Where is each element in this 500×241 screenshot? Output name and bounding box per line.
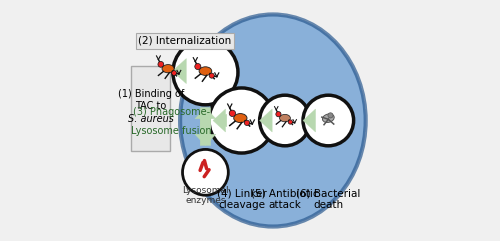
- Text: (4) Linker
cleavage: (4) Linker cleavage: [216, 188, 266, 210]
- Text: Lysosomal: Lysosomal: [182, 186, 228, 195]
- Circle shape: [328, 113, 333, 118]
- Circle shape: [182, 149, 228, 195]
- Circle shape: [276, 112, 281, 117]
- Text: (2) Internalization: (2) Internalization: [138, 36, 232, 46]
- Circle shape: [209, 73, 214, 78]
- Circle shape: [288, 120, 292, 124]
- Text: (3) Phagosome-: (3) Phagosome-: [133, 107, 210, 117]
- Circle shape: [260, 95, 310, 146]
- Ellipse shape: [234, 114, 247, 123]
- Ellipse shape: [322, 114, 334, 122]
- Ellipse shape: [180, 14, 366, 227]
- Circle shape: [158, 61, 164, 67]
- Text: TAC to: TAC to: [135, 101, 166, 111]
- Circle shape: [195, 63, 201, 70]
- Ellipse shape: [199, 67, 211, 75]
- Text: (5) Antibiotic
attack: (5) Antibiotic attack: [251, 188, 319, 210]
- Circle shape: [173, 40, 238, 105]
- Text: Lysosome fusion: Lysosome fusion: [132, 126, 212, 136]
- Ellipse shape: [162, 65, 174, 73]
- Text: enzymes: enzymes: [185, 195, 226, 205]
- FancyBboxPatch shape: [130, 66, 170, 151]
- Text: (1) Binding of: (1) Binding of: [118, 89, 184, 99]
- Ellipse shape: [280, 114, 290, 122]
- Circle shape: [244, 120, 250, 126]
- Text: (6) Bacterial
death: (6) Bacterial death: [296, 188, 360, 210]
- Circle shape: [303, 95, 354, 146]
- Circle shape: [172, 71, 176, 75]
- Text: S. aureus: S. aureus: [128, 114, 174, 124]
- Circle shape: [209, 88, 274, 153]
- Circle shape: [229, 110, 235, 116]
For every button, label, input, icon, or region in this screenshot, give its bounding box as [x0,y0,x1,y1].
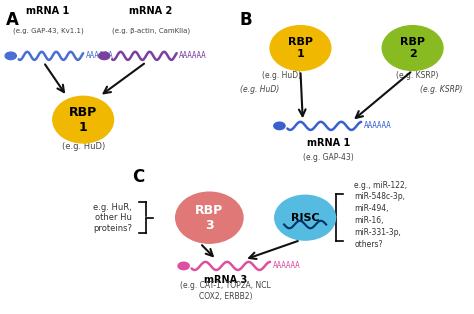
Ellipse shape [270,26,331,70]
Text: (e.g. HuD): (e.g. HuD) [240,85,280,94]
Text: (e.g. GAP-43): (e.g. GAP-43) [303,153,354,162]
Text: AAAAAA: AAAAAA [85,51,113,60]
Text: RISC: RISC [291,213,319,223]
Ellipse shape [382,26,443,70]
Text: (e.g. β-actin, CamKIIa): (e.g. β-actin, CamKIIa) [112,28,190,34]
Circle shape [178,262,189,270]
Text: RBP
1: RBP 1 [288,37,313,59]
Ellipse shape [275,195,336,240]
Text: AAAAAA: AAAAAA [273,262,300,270]
Text: mRNA 1: mRNA 1 [27,6,70,16]
Text: (e.g. HuD): (e.g. HuD) [62,142,105,151]
Text: (e.g. CAT-1, TOP2A, NCL
COX2, ERBB2): (e.g. CAT-1, TOP2A, NCL COX2, ERBB2) [180,280,271,300]
Text: A: A [6,11,19,29]
Text: mRNA 3: mRNA 3 [204,275,247,285]
Text: B: B [240,11,252,29]
Text: C: C [132,168,145,186]
Text: (e.g. KSRP): (e.g. KSRP) [419,85,462,94]
Text: e.g. HuR,
other Hu
proteins?: e.g. HuR, other Hu proteins? [93,203,132,233]
Text: (e.g. HuD): (e.g. HuD) [262,71,301,80]
Text: mRNA 1: mRNA 1 [307,138,350,148]
Text: mRNA 2: mRNA 2 [129,6,173,16]
Text: RBP
2: RBP 2 [400,37,425,59]
Text: RBP
1: RBP 1 [69,106,97,134]
Ellipse shape [53,96,114,143]
Text: AAAAAA: AAAAAA [179,51,207,60]
Text: RBP
3: RBP 3 [195,204,223,232]
Text: e.g., miR-122,
miR-548c-3p,
miR-494,
miR-16,
miR-331-3p,
others?: e.g., miR-122, miR-548c-3p, miR-494, miR… [354,181,407,249]
Circle shape [5,52,16,60]
Text: AAAAAA: AAAAAA [364,122,392,130]
Circle shape [99,52,110,60]
Text: (e.g. KSRP): (e.g. KSRP) [396,71,438,80]
Circle shape [274,122,285,130]
Text: (e.g. GAP-43, Kv1.1): (e.g. GAP-43, Kv1.1) [13,28,83,34]
Ellipse shape [176,192,243,243]
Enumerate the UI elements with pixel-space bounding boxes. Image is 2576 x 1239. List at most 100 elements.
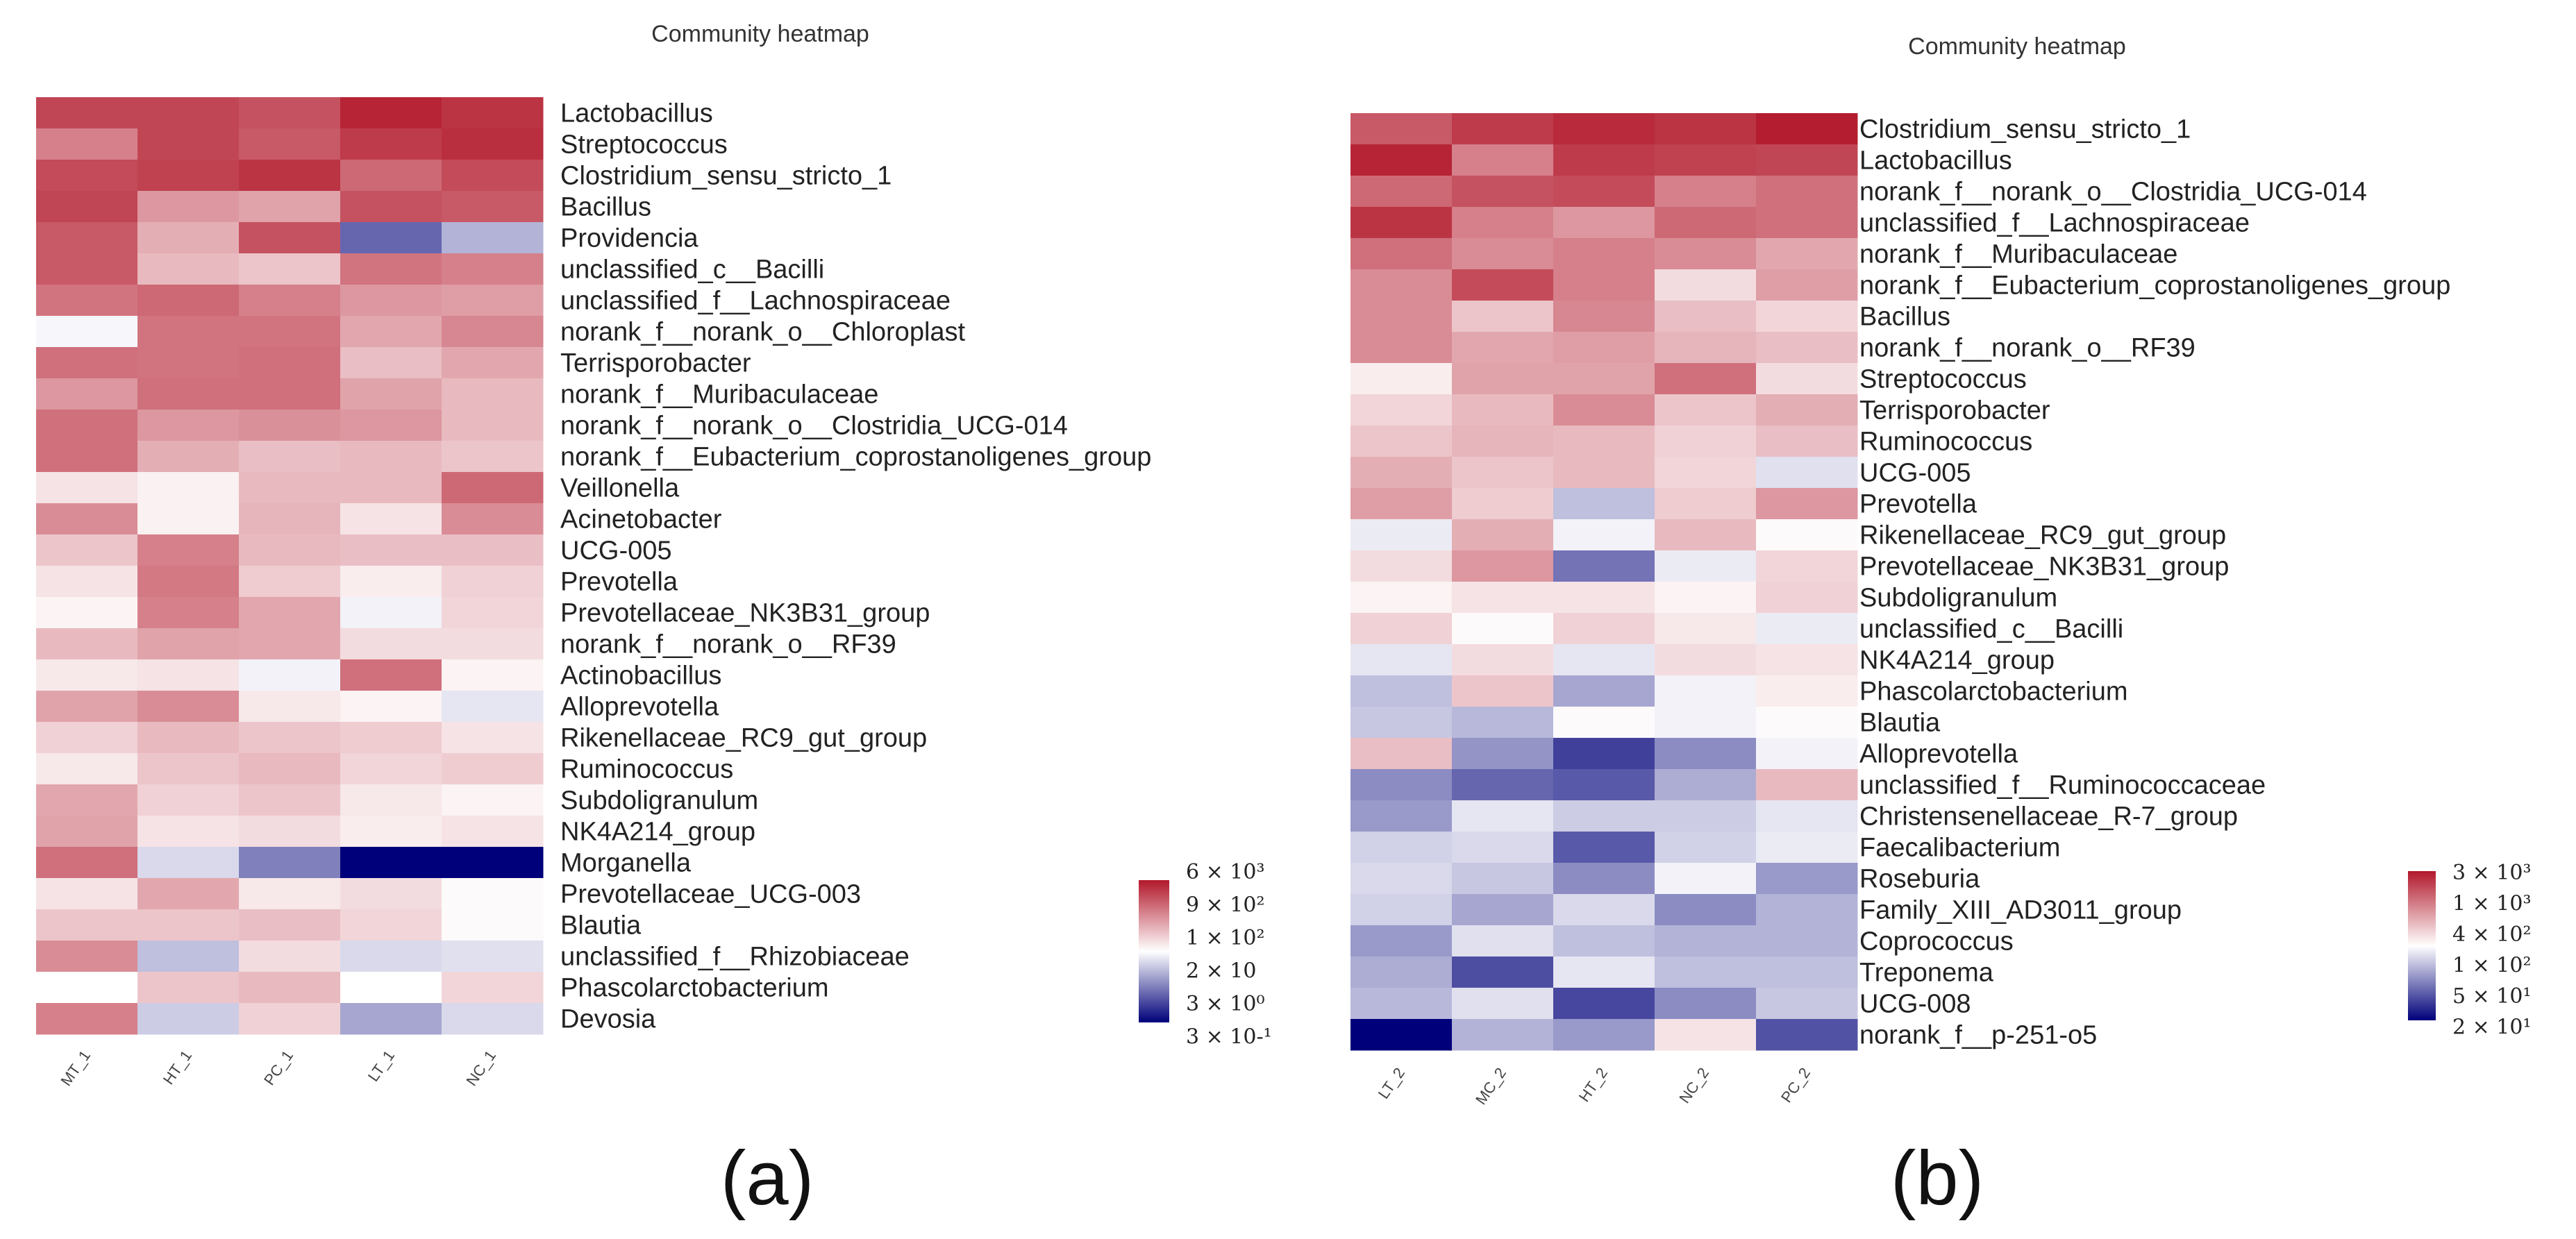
panel-a-column-label: MT_1 xyxy=(57,1047,94,1089)
panel-a-heatmap-cell xyxy=(340,566,442,598)
panel-b-heatmap-cell xyxy=(1350,1019,1453,1051)
panel-a-heatmap-cell xyxy=(137,691,240,723)
panel-a-heatmap-cell xyxy=(442,659,544,691)
panel-b-heatmap-cell xyxy=(1452,707,1554,739)
panel-a-heatmap-cell xyxy=(36,722,138,754)
panel-a-heatmap-cell xyxy=(442,316,544,348)
panel-b-row-label: norank_f__Eubacterium_coprostanoligenes_… xyxy=(1859,271,2450,301)
panel-b-heatmap-cell xyxy=(1452,488,1554,520)
panel-b-heatmap-cell xyxy=(1350,457,1453,489)
panel-b-row-label: Treponema xyxy=(1859,959,1994,988)
panel-b-heatmap-cell xyxy=(1655,832,1757,863)
panel-b-heatmap-cell xyxy=(1655,894,1757,926)
panel-b-heatmap-cell xyxy=(1452,582,1554,614)
panel-b-heatmap-cell xyxy=(1452,363,1554,395)
panel-b-heatmap-cell xyxy=(1553,894,1655,926)
panel-a-heatmap-cell xyxy=(239,378,341,410)
panel-b-row-label: Prevotella xyxy=(1859,490,1977,519)
panel-a-column-label: LT_1 xyxy=(365,1047,398,1085)
panel-b-heatmap-cell xyxy=(1350,738,1453,770)
panel-b-heatmap-cell xyxy=(1350,425,1453,457)
panel-b-column-label: MC_2 xyxy=(1472,1065,1509,1108)
panel-b-heatmap-cell xyxy=(1350,800,1453,832)
panel-b-heatmap-cell xyxy=(1655,301,1757,332)
panel-b-row-label: Prevotellaceae_NK3B31_group xyxy=(1859,553,2229,582)
panel-b-heatmap-cell xyxy=(1655,363,1757,395)
panel-a-heatmap-cell xyxy=(36,941,138,972)
panel-a-legend-tick: 6 × 10³ xyxy=(1186,860,1265,884)
panel-a-heatmap-cell xyxy=(36,441,138,473)
panel-b-heatmap-cell xyxy=(1553,363,1655,395)
panel-a-heatmap-cell xyxy=(340,285,442,317)
panel-a-heatmap-cell xyxy=(137,597,240,629)
panel-a-heatmap-cell xyxy=(239,878,341,910)
panel-a-heatmap-cell xyxy=(137,253,240,285)
panel-a-heatmap-cell xyxy=(36,628,138,660)
panel-b-heatmap-cell xyxy=(1756,925,1858,957)
panel-a-heatmap-cell xyxy=(137,347,240,379)
panel-a-row-label: Veillonella xyxy=(560,474,680,503)
panel-a-heatmap-cell xyxy=(442,285,544,317)
panel-b-row-label: Terrisporobacter xyxy=(1859,396,2050,425)
panel-a-heatmap-cell xyxy=(442,441,544,473)
panel-b-row-label: norank_f__norank_o__RF39 xyxy=(1859,334,2196,363)
panel-a-row-label: Acinetobacter xyxy=(560,505,722,534)
panel-b-row-label: Coprococcus xyxy=(1859,927,2014,956)
panel-b-heatmap-cell xyxy=(1452,269,1554,301)
panel-b-heatmap-cell xyxy=(1350,707,1453,739)
panel-b-heatmap-cell xyxy=(1452,425,1554,457)
panel-b-row-label: Alloprevotella xyxy=(1859,740,2018,769)
panel-a-row-label: Blautia xyxy=(560,911,642,941)
panel-b-heatmap-cell xyxy=(1452,644,1554,676)
panel-a-heatmap-cell xyxy=(340,253,442,285)
panel-b-heatmap-cell xyxy=(1452,613,1554,645)
panel-b-legend-tick: 4 × 10² xyxy=(2452,922,2532,947)
panel-a-row-label: Clostridium_sensu_stricto_1 xyxy=(560,162,892,191)
panel-a-heatmap-cell xyxy=(239,285,341,317)
panel-b-heatmap-cell xyxy=(1350,582,1453,614)
panel-a-heatmap-cell xyxy=(137,878,240,910)
panel-a-heatmap-cell xyxy=(137,378,240,410)
panel-a-heatmap-cell xyxy=(137,97,240,129)
panel-b-heatmap-cell xyxy=(1553,675,1655,707)
panel-a-heatmap-cell xyxy=(442,472,544,504)
panel-a-heatmap-cell xyxy=(239,472,341,504)
panel-b-heatmap-cell xyxy=(1655,613,1757,645)
panel-a-heatmap-cell xyxy=(340,472,442,504)
panel-a-row-label: Streptococcus xyxy=(560,130,728,160)
panel-a-heatmap-cell xyxy=(239,253,341,285)
panel-b-heatmap-cell xyxy=(1655,738,1757,770)
panel-b-heatmap-cell xyxy=(1553,925,1655,957)
panel-a-heatmap-cell xyxy=(442,191,544,223)
panel-b-heatmap-cell xyxy=(1350,988,1453,1020)
panel-b-legend-tick: 1 × 10² xyxy=(2452,954,2532,978)
panel-b-heatmap-cell xyxy=(1350,644,1453,676)
panel-a-heatmap-cell xyxy=(442,878,544,910)
panel-a-heatmap-cell xyxy=(340,160,442,192)
panel-a-heatmap-cell xyxy=(137,160,240,192)
panel-b-heatmap-cell xyxy=(1756,613,1858,645)
panel-a-heatmap-cell xyxy=(239,503,341,535)
panel-a-heatmap-cell xyxy=(442,410,544,441)
panel-a-heatmap-cell xyxy=(239,160,341,192)
panel-a-row-label: NK4A214_group xyxy=(560,818,755,847)
panel-b-heatmap-cell xyxy=(1553,707,1655,739)
panel-b-heatmap-cell xyxy=(1756,988,1858,1020)
panel-b-row-label: unclassified_c__Bacilli xyxy=(1859,615,2123,644)
panel-a-heatmap-cell xyxy=(442,222,544,254)
panel-b-heatmap-cell xyxy=(1655,582,1757,614)
panel-b-legend-colorbar xyxy=(2408,871,2436,1020)
panel-a-heatmap-cell xyxy=(239,128,341,160)
panel-a-row-label: Subdoligranulum xyxy=(560,786,758,816)
panel-b-heatmap-cell xyxy=(1756,519,1858,551)
panel-a-heatmap-cell xyxy=(340,410,442,441)
panel-b-heatmap-cell xyxy=(1350,832,1453,863)
panel-a-heatmap-cell xyxy=(442,847,544,879)
panel-a-row-label: Bacillus xyxy=(560,193,651,222)
panel-a-legend-tick: 1 × 10² xyxy=(1186,926,1265,950)
panel-a-heatmap-cell xyxy=(137,909,240,941)
panel-b-heatmap-cell xyxy=(1756,269,1858,301)
panel-b-heatmap-cell xyxy=(1452,925,1554,957)
panel-b-heatmap-cell xyxy=(1655,207,1757,239)
panel-b-heatmap-cell xyxy=(1350,550,1453,582)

# Task brief
Go through the data above and return each line containing the string "tick".

# Task result
panel-a-legend-tick: 6 × 10³ xyxy=(1186,860,1265,884)
panel-b-legend-tick: 4 × 10² xyxy=(2452,922,2532,947)
panel-b-legend-tick: 1 × 10² xyxy=(2452,954,2532,978)
panel-a-legend-tick: 1 × 10² xyxy=(1186,926,1265,950)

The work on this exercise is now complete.